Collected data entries
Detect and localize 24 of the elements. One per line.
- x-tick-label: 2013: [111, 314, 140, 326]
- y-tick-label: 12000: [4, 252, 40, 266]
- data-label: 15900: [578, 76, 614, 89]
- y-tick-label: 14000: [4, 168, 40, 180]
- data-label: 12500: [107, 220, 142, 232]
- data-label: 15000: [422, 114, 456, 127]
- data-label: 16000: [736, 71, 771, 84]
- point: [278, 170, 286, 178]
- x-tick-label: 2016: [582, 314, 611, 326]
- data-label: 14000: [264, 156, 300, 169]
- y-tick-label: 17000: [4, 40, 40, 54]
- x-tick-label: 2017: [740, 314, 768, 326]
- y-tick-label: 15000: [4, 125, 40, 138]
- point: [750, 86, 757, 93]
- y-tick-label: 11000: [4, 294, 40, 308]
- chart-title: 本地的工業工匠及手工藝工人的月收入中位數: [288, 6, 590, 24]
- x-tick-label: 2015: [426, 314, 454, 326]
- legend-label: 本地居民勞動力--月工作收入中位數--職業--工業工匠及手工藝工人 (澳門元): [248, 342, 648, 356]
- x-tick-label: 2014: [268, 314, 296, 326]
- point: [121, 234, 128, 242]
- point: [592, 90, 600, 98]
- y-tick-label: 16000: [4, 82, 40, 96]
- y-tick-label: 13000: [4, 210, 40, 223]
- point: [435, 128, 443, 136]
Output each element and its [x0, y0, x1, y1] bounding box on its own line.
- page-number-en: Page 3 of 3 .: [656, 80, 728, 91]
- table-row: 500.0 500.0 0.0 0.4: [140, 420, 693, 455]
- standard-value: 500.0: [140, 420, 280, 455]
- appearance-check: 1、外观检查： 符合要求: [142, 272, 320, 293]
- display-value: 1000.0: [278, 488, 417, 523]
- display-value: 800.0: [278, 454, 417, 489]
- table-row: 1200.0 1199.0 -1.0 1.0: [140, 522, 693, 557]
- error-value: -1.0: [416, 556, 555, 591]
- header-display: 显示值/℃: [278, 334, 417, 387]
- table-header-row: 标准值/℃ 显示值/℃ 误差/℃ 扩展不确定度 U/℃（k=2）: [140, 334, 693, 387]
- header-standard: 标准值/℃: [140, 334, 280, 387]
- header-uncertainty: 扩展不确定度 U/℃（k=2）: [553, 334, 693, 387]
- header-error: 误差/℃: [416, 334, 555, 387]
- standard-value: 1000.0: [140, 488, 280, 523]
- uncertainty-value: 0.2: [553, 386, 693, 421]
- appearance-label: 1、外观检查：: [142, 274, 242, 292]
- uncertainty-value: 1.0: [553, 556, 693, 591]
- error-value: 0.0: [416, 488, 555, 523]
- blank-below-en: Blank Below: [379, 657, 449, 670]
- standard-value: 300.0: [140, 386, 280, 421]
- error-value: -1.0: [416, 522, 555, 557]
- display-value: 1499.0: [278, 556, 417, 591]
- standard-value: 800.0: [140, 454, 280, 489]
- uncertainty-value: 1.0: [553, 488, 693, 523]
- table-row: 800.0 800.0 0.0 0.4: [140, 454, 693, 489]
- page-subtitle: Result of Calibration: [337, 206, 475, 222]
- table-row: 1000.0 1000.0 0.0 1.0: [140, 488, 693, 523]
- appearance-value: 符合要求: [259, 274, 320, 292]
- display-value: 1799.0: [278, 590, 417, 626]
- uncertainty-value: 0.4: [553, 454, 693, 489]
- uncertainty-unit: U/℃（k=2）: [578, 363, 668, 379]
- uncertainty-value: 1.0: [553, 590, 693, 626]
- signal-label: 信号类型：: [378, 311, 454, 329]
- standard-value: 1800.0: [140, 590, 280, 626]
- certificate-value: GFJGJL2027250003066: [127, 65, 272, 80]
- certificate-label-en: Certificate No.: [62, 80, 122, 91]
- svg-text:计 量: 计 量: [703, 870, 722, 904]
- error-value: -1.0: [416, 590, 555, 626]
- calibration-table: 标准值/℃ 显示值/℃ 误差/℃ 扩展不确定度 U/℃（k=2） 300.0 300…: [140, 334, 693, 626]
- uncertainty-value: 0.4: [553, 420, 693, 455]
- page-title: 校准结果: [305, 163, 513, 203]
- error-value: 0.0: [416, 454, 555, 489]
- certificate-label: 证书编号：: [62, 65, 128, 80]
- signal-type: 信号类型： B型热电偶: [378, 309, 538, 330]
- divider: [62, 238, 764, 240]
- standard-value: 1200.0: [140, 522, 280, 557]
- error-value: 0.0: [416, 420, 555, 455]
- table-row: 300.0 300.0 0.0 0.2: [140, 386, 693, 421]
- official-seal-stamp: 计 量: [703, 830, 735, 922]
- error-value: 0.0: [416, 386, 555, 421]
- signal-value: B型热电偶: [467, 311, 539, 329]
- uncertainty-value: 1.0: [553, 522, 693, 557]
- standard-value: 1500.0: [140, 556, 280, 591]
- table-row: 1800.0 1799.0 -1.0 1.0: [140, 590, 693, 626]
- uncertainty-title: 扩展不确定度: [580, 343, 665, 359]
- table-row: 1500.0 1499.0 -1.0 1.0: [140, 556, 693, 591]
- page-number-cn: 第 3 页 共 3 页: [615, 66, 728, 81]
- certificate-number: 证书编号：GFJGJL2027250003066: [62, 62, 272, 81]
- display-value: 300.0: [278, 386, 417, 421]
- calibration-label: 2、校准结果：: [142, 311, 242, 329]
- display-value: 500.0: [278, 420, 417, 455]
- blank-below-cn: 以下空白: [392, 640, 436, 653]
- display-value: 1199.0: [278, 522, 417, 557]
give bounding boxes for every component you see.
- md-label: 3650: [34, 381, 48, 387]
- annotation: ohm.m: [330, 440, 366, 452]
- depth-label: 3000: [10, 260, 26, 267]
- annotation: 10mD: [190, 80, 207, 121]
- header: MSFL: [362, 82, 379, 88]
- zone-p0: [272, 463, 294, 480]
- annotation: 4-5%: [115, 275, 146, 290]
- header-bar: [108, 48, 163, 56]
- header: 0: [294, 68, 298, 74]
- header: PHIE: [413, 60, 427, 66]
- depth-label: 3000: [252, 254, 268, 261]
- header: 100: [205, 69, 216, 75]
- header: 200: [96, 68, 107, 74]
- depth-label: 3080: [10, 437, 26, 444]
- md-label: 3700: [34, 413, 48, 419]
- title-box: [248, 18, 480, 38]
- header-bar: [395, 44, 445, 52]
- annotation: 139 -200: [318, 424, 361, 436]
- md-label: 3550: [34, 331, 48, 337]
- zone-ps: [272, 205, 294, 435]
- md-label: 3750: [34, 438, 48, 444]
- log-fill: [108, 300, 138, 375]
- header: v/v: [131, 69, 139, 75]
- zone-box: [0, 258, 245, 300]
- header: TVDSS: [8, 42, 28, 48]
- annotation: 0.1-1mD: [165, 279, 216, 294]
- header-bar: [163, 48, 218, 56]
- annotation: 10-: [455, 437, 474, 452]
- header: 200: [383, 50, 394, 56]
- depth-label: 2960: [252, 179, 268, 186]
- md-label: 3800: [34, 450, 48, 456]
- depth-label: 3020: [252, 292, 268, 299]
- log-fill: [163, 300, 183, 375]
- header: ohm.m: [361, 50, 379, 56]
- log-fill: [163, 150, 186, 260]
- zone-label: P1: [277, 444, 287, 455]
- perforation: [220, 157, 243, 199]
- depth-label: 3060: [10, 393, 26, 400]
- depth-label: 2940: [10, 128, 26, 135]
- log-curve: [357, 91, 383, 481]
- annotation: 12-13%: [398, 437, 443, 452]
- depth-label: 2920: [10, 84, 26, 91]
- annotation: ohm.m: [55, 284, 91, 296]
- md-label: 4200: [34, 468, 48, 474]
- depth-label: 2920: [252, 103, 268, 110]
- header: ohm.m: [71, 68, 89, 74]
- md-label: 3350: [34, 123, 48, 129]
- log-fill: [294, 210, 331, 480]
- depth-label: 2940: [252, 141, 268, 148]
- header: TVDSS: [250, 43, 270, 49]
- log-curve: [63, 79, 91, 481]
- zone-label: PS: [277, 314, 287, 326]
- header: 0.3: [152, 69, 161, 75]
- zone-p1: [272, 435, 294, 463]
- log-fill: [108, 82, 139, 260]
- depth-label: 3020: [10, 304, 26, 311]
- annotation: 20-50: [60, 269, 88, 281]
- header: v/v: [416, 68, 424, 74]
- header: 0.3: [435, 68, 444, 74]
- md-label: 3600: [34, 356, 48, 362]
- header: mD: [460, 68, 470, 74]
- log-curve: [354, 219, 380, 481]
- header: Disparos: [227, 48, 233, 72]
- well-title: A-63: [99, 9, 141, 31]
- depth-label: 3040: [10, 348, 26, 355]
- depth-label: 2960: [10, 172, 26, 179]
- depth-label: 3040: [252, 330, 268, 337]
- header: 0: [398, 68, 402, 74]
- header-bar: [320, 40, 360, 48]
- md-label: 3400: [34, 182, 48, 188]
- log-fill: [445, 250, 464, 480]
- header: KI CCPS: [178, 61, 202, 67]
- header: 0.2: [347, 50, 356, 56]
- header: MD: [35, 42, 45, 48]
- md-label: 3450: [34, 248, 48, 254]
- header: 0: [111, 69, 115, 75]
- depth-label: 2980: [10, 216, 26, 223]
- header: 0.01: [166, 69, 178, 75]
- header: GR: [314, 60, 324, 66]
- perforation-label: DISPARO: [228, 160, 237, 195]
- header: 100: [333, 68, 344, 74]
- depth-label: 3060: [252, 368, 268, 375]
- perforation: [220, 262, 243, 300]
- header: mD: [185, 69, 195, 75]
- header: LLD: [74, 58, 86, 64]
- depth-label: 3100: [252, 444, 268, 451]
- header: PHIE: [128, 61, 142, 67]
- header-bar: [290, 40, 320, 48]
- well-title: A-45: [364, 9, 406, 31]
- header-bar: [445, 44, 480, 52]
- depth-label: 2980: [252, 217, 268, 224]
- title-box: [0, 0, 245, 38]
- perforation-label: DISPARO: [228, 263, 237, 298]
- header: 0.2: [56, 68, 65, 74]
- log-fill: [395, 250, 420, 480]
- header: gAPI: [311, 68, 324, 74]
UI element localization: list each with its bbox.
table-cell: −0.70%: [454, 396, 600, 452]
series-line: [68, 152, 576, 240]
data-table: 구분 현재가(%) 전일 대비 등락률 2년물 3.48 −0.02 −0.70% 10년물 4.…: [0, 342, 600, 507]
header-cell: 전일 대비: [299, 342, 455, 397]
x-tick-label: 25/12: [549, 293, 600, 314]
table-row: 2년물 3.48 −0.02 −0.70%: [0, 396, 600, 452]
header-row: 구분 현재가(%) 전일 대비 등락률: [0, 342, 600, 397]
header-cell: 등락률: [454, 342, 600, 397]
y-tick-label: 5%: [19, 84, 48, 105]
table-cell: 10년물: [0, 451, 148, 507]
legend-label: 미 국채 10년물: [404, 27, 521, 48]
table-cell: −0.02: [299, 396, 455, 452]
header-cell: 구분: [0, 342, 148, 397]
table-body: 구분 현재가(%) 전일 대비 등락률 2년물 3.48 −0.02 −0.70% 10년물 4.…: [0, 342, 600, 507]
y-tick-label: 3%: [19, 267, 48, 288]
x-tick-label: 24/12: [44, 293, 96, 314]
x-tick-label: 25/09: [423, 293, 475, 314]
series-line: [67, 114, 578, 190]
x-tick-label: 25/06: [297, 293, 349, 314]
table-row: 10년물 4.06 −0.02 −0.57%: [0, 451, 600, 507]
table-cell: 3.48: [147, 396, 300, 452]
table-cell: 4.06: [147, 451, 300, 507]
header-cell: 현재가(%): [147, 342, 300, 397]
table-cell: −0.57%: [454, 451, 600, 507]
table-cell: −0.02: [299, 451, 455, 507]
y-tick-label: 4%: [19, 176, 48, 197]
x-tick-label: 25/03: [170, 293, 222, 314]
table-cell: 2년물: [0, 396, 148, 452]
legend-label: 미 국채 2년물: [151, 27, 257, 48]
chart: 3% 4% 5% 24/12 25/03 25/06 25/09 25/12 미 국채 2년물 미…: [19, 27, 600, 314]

▸ Exercise task:
Quote the records from the very beginning through the line containing "- display-value: 1499.0: [278, 556, 417, 591]", including both ends.

▸ Solution:
Detect and localize 24 of the elements. One per line.
- x-tick-label: 2013: [111, 314, 140, 326]
- y-tick-label: 12000: [4, 252, 40, 266]
- data-label: 15900: [578, 76, 614, 89]
- y-tick-label: 14000: [4, 168, 40, 180]
- data-label: 12500: [107, 220, 142, 232]
- data-label: 15000: [422, 114, 456, 127]
- data-label: 16000: [736, 71, 771, 84]
- point: [278, 170, 286, 178]
- x-tick-label: 2016: [582, 314, 611, 326]
- data-label: 14000: [264, 156, 300, 169]
- y-tick-label: 17000: [4, 40, 40, 54]
- x-tick-label: 2017: [740, 314, 768, 326]
- y-tick-label: 15000: [4, 125, 40, 138]
- point: [750, 86, 757, 93]
- y-tick-label: 11000: [4, 294, 40, 308]
- chart-title: 本地的工業工匠及手工藝工人的月收入中位數: [288, 6, 590, 24]
- x-tick-label: 2015: [426, 314, 454, 326]
- legend-label: 本地居民勞動力--月工作收入中位數--職業--工業工匠及手工藝工人 (澳門元): [248, 342, 648, 356]
- x-tick-label: 2014: [268, 314, 296, 326]
- point: [121, 234, 128, 242]
- point: [592, 90, 600, 98]
- y-tick-label: 16000: [4, 82, 40, 96]
- y-tick-label: 13000: [4, 210, 40, 223]
- point: [435, 128, 443, 136]
Output each element and its [x0, y0, x1, y1] bounding box on its own line.
- page-number-en: Page 3 of 3 .: [656, 80, 728, 91]
- table-row: 500.0 500.0 0.0 0.4: [140, 420, 693, 455]
- standard-value: 500.0: [140, 420, 280, 455]
- appearance-check: 1、外观检查： 符合要求: [142, 272, 320, 293]
- display-value: 1000.0: [278, 488, 417, 523]
- display-value: 800.0: [278, 454, 417, 489]
- table-row: 1200.0 1199.0 -1.0 1.0: [140, 522, 693, 557]
- error-value: -1.0: [416, 556, 555, 591]
- header-display: 显示值/℃: [278, 334, 417, 387]
- table-header-row: 标准值/℃ 显示值/℃ 误差/℃ 扩展不确定度 U/℃（k=2）: [140, 334, 693, 387]
- header-standard: 标准值/℃: [140, 334, 280, 387]
- header-uncertainty: 扩展不确定度 U/℃（k=2）: [553, 334, 693, 387]
- header-error: 误差/℃: [416, 334, 555, 387]
- standard-value: 1000.0: [140, 488, 280, 523]
- uncertainty-value: 0.2: [553, 386, 693, 421]
- appearance-label: 1、外观检查：: [142, 274, 242, 292]
- uncertainty-value: 1.0: [553, 556, 693, 591]
- error-value: 0.0: [416, 488, 555, 523]
- blank-below-en: Blank Below: [379, 657, 449, 670]
- standard-value: 300.0: [140, 386, 280, 421]
- error-value: -1.0: [416, 522, 555, 557]
- display-value: 1499.0: [278, 556, 417, 591]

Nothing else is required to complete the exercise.